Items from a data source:
BEGIN

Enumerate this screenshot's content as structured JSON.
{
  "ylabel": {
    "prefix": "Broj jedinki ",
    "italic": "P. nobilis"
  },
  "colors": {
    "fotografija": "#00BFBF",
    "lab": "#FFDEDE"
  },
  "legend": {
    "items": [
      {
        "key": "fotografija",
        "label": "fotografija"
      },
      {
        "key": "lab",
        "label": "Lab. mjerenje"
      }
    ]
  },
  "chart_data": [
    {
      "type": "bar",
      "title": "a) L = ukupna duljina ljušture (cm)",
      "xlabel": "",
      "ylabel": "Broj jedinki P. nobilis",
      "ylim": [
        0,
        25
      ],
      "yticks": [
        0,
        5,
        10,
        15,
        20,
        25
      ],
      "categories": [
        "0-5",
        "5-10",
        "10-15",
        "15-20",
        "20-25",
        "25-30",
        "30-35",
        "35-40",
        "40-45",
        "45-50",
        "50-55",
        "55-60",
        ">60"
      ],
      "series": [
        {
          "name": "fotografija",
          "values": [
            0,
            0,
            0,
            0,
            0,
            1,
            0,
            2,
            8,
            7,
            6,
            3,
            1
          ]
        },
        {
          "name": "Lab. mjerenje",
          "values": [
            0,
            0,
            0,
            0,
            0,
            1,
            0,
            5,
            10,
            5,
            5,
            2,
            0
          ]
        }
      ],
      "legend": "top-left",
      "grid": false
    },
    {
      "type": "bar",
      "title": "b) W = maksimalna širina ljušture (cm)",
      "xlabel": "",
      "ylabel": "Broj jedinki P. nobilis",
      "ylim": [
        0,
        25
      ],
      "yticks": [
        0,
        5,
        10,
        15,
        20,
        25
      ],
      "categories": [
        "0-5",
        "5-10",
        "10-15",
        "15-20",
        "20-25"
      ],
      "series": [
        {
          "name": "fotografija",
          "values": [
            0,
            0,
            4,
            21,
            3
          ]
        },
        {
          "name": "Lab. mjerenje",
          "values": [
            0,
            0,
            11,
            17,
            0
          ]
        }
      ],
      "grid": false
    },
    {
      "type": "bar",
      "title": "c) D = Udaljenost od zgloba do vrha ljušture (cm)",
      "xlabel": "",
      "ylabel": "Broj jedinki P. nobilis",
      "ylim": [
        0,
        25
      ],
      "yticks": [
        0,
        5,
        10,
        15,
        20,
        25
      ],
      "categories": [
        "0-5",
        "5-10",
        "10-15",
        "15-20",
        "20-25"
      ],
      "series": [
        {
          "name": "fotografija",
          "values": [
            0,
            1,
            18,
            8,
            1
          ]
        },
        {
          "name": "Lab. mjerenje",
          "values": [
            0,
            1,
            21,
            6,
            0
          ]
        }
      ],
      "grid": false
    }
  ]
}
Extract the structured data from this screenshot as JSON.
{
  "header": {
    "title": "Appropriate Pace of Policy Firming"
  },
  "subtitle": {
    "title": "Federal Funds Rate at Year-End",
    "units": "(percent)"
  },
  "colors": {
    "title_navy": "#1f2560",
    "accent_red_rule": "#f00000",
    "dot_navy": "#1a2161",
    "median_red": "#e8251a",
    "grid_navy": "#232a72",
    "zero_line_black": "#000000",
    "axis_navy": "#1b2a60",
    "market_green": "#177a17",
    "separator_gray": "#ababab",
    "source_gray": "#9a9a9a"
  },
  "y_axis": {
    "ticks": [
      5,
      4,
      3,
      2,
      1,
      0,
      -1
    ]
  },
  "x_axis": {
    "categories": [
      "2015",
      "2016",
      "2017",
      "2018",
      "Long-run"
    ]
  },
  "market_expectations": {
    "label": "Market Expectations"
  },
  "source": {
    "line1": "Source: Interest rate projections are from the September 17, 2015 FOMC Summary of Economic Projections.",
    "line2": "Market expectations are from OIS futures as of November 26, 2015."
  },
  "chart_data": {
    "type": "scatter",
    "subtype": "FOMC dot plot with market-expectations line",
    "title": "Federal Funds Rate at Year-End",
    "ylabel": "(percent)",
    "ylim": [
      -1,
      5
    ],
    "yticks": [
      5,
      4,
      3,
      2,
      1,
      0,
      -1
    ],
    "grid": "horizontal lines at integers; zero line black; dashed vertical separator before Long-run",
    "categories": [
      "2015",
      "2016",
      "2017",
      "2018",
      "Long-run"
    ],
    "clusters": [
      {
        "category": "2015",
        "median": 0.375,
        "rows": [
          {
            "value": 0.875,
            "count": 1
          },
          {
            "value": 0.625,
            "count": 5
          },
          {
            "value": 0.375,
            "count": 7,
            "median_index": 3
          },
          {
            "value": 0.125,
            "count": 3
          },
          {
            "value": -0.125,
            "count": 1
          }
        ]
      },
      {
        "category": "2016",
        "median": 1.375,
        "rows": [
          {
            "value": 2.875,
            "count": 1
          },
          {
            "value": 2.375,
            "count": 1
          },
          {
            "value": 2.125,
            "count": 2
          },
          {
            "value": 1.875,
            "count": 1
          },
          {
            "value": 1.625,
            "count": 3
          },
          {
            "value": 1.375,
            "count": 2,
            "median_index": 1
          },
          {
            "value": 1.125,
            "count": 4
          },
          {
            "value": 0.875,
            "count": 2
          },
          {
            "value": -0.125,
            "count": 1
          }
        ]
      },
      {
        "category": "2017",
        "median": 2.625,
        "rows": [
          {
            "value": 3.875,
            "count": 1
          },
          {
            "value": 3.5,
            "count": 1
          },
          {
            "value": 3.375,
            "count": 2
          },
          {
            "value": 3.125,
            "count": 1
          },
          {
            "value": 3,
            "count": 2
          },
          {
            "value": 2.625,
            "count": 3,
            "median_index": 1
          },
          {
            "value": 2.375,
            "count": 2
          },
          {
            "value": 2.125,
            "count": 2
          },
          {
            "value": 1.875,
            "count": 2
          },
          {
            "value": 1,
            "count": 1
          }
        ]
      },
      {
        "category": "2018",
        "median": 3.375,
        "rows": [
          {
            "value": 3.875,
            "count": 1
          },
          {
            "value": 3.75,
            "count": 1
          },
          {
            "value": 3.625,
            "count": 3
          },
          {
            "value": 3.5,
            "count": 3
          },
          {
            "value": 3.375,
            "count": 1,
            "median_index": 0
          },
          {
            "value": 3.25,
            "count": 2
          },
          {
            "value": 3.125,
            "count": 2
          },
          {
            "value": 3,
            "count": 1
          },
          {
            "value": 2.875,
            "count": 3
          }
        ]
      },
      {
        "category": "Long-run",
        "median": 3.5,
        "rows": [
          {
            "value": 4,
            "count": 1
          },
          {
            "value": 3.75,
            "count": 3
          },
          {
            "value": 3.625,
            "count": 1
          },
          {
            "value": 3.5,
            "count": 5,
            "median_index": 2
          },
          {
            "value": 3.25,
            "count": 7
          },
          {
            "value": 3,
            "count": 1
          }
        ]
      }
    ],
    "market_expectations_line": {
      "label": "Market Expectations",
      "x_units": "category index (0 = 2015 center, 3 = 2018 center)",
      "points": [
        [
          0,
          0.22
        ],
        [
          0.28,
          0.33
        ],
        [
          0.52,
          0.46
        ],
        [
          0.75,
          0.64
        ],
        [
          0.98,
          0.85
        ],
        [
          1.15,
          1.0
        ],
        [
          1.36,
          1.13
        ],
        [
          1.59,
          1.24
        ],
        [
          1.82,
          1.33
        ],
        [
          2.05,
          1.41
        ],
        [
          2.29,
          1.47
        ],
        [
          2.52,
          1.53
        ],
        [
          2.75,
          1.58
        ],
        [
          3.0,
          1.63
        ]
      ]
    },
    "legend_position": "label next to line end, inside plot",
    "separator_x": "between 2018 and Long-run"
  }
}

END

**Set problem**: In the material above, tally every line with the string "category" in it, then give that number alone.

**Final answer**: 6